GOAL OF THE EXERCISE>
In the data below, find every line with the string "Ağır" and pull it out.

[Records from a data source]
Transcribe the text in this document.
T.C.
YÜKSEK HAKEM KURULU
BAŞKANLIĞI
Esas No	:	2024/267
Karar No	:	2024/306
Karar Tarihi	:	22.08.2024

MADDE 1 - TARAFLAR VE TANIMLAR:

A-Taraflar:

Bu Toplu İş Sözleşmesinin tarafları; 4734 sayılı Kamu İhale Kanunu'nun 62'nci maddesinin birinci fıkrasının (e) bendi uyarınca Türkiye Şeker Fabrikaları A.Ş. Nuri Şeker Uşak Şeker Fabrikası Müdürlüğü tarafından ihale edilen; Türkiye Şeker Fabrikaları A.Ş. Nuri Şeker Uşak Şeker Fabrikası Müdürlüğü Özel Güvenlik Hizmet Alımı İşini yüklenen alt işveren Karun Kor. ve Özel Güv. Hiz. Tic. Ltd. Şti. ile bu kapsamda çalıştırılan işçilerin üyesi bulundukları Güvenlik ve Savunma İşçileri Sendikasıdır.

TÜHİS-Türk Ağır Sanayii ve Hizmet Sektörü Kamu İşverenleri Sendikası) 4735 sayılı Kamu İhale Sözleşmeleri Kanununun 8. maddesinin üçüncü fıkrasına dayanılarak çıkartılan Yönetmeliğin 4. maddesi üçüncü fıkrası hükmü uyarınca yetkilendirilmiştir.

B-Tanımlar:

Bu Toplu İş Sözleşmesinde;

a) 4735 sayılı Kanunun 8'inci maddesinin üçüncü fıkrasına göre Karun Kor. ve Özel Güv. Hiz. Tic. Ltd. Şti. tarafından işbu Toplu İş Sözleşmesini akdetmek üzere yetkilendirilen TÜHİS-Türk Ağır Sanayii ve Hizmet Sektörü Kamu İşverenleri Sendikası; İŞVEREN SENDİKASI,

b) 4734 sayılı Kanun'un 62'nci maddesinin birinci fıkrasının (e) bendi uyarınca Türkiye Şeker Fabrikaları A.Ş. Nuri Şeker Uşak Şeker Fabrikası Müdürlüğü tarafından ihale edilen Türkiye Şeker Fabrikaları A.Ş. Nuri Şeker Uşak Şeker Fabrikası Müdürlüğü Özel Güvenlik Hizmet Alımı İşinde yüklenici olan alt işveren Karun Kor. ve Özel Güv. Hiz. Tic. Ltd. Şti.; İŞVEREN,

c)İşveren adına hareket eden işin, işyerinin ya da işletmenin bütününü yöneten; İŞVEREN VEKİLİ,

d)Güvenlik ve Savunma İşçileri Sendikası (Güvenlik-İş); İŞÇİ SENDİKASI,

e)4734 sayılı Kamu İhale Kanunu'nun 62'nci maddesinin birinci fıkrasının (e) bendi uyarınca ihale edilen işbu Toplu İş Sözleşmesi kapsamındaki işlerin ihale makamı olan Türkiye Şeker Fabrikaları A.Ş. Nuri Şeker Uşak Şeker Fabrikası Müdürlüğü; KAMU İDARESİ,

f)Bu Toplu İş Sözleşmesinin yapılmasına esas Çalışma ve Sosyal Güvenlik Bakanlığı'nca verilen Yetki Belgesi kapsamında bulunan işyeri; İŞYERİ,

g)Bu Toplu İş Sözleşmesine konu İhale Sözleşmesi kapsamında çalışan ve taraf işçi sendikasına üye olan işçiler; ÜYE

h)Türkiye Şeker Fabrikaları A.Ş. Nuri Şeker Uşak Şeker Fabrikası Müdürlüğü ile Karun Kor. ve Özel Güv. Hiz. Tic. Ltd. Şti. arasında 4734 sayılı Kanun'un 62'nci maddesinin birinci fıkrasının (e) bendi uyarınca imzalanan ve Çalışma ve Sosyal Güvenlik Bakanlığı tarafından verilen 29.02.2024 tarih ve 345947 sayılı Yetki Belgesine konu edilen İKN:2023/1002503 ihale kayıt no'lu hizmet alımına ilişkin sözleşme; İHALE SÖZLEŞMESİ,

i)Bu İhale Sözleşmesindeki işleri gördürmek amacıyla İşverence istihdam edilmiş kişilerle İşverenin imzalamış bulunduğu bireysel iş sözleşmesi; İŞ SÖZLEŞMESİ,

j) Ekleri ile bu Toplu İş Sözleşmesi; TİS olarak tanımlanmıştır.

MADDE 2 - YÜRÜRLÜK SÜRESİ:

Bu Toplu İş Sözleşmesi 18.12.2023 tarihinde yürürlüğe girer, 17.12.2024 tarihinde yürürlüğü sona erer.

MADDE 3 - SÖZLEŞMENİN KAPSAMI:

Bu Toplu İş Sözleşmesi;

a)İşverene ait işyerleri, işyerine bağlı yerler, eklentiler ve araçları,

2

RESPONSE>
TÜHİS-Türk Ağır Sanayii ve Hizmet Sektörü Kamu İşverenleri Sendikası) 4735 sayılı Kamu İhale Sözleşmeleri Kanununun 8. maddesinin üçüncü fıkrasına dayanılarak çıkartılan Yönetmeliğin 4. maddesi üçüncü fıkrası hükmü uyarınca yetkilendirilmiştir.
a) 4735 sayılı Kanunun 8'inci maddesinin üçüncü fıkrasına göre Karun Kor. ve Özel Güv. Hiz. Tic. Ltd. Şti. tarafından işbu Toplu İş Sözleşmesini akdetmek üzere yetkilendirilen TÜHİS-Türk Ağır Sanayii ve Hizmet Sektörü Kamu İşverenleri Sendikası; İŞVEREN SENDİKASI,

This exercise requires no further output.